Data entries |
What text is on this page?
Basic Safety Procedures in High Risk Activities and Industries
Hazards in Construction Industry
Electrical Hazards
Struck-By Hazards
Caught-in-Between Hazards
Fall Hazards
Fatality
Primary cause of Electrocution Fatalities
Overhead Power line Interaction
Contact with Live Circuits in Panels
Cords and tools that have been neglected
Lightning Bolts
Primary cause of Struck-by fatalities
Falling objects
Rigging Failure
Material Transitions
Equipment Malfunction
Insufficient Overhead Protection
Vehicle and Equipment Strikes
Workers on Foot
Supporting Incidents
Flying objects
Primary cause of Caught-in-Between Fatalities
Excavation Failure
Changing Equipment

Task prompt | Extract the whole listing, character for character.

Exercise result |
What text is on this page?
Basic Safety Procedures in High Risk Activities and Industries
Hazards in Construction Industry
Electrical Hazards
Struck-By Hazards
Caught-in-Between Hazards
Fall Hazards
Fatality
Primary cause of Electrocution Fatalities
Overhead Power line Interaction
Contact with Live Circuits in Panels
Cords and tools that have been neglected
Lightning Bolts
Primary cause of Struck-by fatalities
Falling objects
Rigging Failure
Material Transitions
Equipment Malfunction
Insufficient Overhead Protection
Vehicle and Equipment Strikes
Workers on Foot
Supporting Incidents
Flying objects
Primary cause of Caught-in-Between Fatalities
Excavation Failure
Changing Equipment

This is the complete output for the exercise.